[Dataset entries]
━━━━
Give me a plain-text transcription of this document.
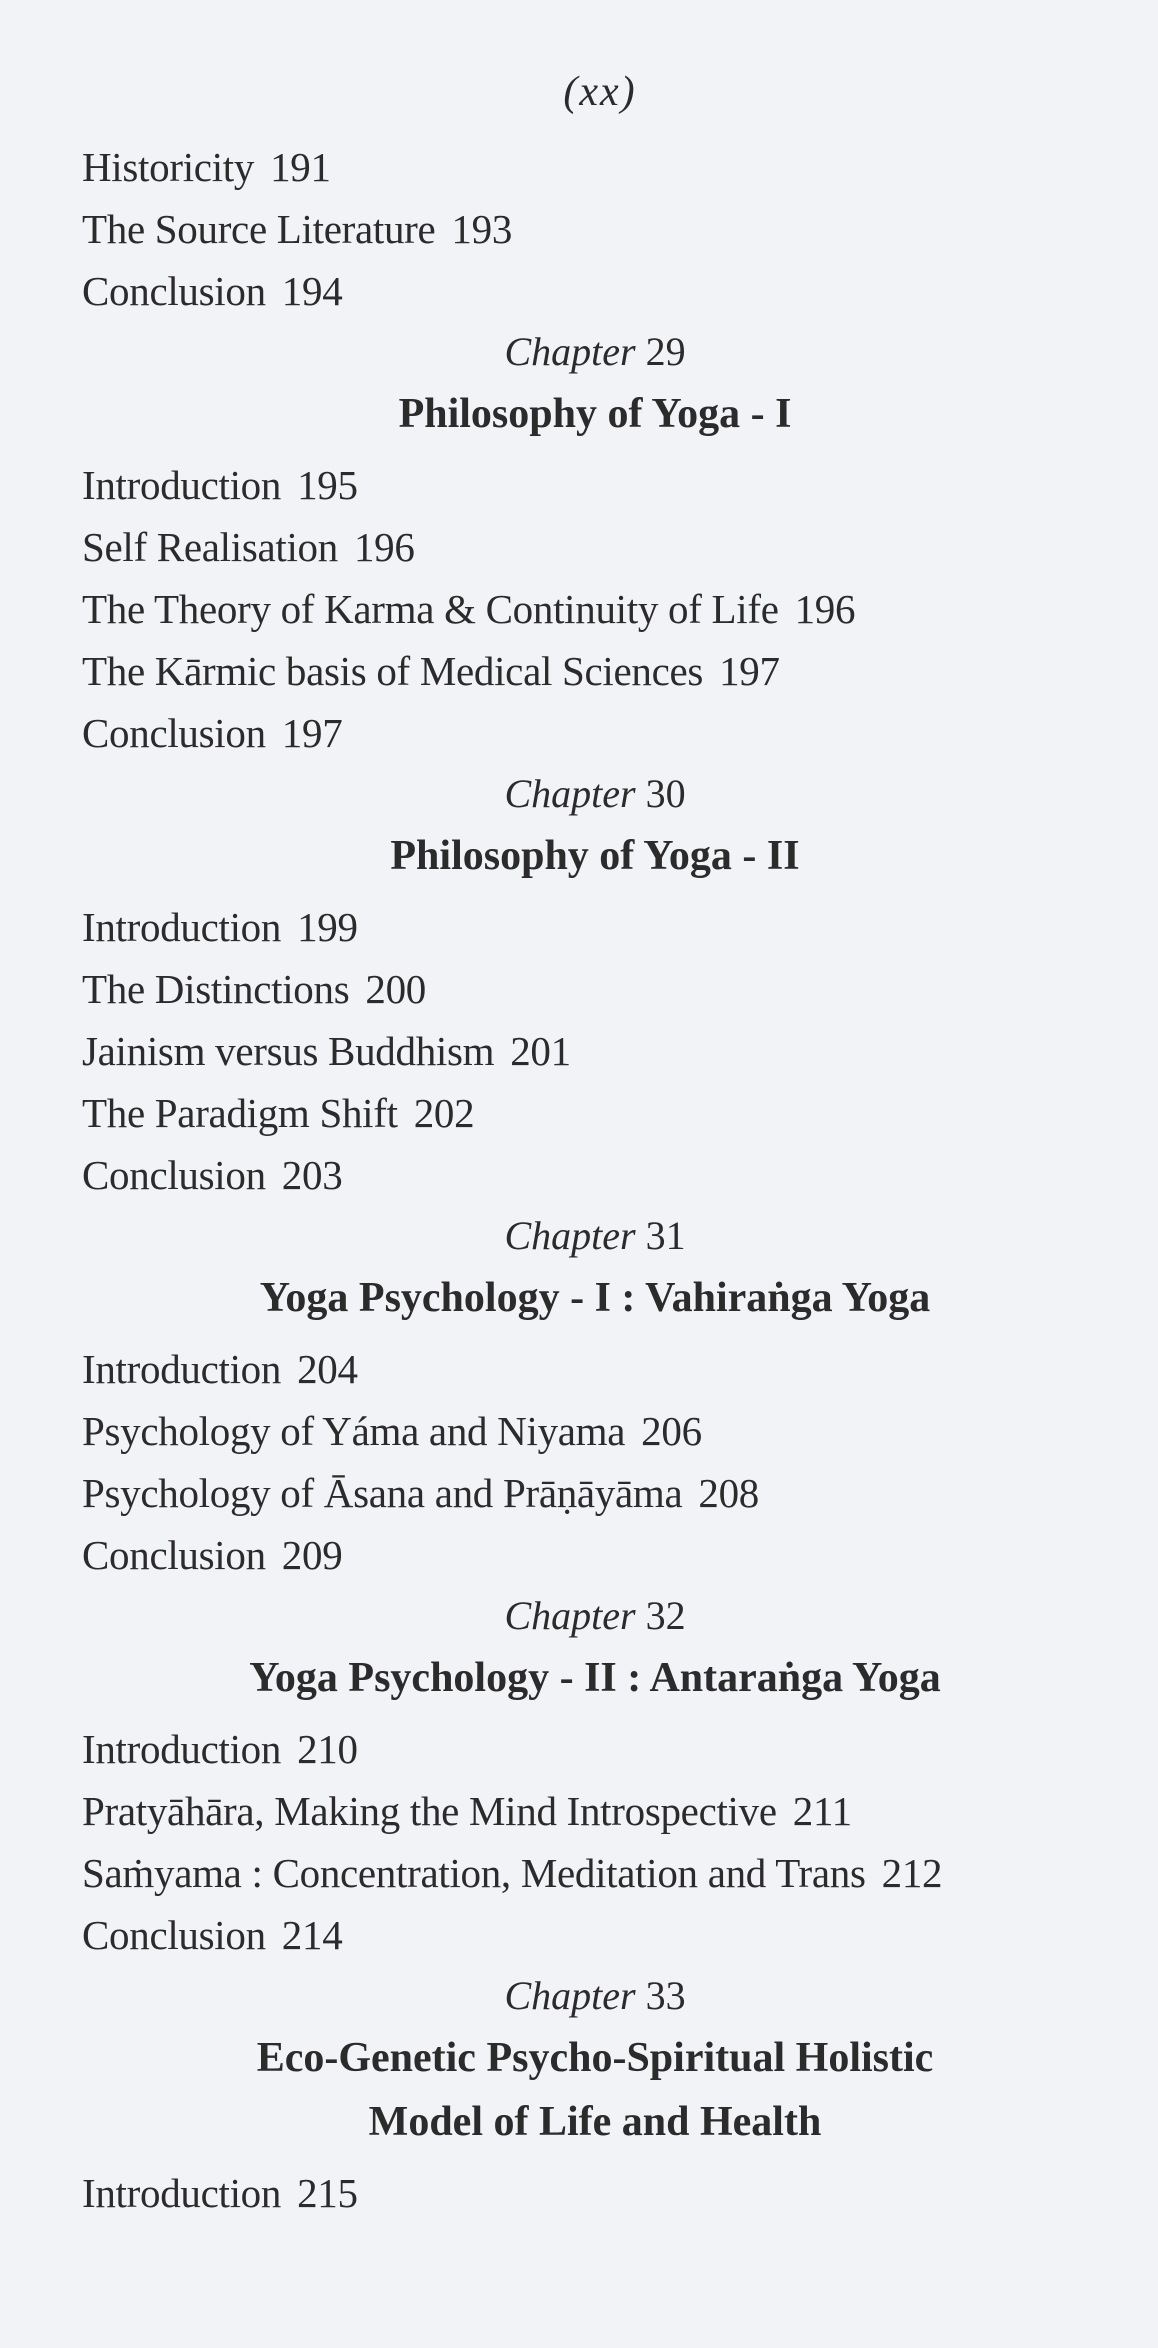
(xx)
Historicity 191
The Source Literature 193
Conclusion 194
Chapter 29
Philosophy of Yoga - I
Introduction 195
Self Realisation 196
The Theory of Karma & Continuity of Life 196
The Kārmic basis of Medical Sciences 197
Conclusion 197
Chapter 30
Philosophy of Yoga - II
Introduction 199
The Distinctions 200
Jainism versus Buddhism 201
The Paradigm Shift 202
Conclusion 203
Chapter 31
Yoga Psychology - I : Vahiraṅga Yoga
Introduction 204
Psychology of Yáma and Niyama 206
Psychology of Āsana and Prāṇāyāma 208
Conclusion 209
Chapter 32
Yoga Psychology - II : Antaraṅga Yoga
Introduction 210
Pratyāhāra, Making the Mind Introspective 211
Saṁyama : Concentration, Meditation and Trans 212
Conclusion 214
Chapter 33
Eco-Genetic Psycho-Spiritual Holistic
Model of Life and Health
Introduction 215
━━━━
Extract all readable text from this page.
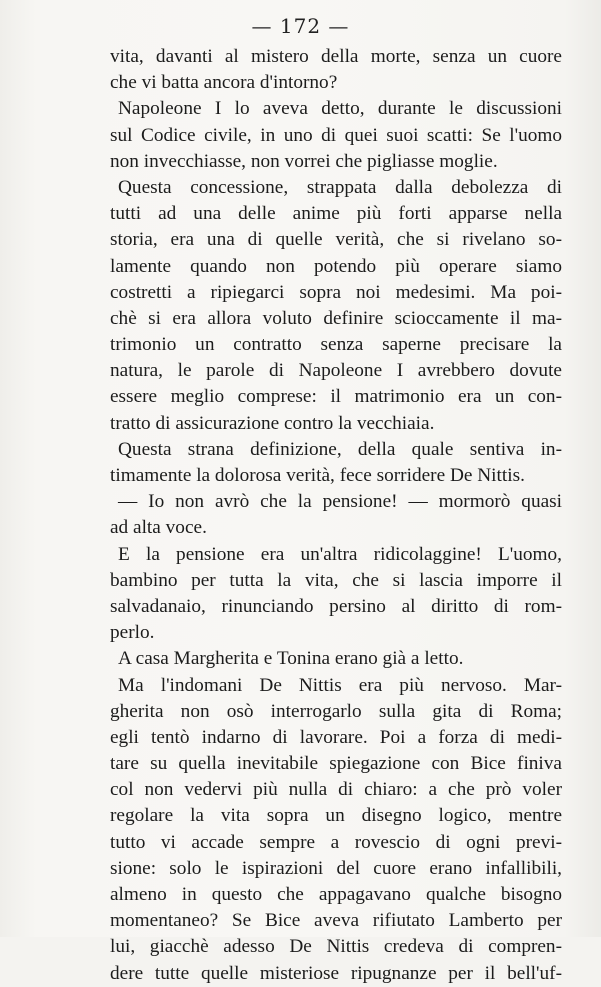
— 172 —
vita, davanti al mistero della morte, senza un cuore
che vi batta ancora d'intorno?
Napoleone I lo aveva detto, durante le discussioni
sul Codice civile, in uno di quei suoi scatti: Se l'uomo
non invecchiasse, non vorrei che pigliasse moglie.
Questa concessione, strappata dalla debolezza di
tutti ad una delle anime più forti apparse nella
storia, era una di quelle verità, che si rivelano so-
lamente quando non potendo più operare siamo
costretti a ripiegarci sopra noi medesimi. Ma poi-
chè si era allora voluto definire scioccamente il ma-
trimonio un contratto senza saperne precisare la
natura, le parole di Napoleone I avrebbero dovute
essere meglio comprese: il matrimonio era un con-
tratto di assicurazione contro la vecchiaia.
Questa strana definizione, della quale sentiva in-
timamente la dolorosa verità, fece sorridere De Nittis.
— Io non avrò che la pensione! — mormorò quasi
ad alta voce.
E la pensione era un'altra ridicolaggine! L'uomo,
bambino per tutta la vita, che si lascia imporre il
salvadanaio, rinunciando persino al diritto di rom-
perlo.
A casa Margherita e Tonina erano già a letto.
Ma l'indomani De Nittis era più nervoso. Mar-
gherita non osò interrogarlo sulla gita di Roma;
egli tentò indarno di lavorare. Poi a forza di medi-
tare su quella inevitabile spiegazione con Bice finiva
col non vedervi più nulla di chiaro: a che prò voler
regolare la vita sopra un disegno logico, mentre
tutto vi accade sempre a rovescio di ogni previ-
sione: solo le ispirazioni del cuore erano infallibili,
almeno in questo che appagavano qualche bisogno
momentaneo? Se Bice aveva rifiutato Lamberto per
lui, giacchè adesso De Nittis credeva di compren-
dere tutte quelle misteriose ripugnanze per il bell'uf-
━━━━
● **Objective**:
Copy each line of the preceding data that contains the string "Nittis".

● **Output of the task**:
timamente la dolorosa verità, fece sorridere De Nittis.
Ma l'indomani De Nittis era più nervoso. Mar-
lui, giacchè adesso De Nittis credeva di compren-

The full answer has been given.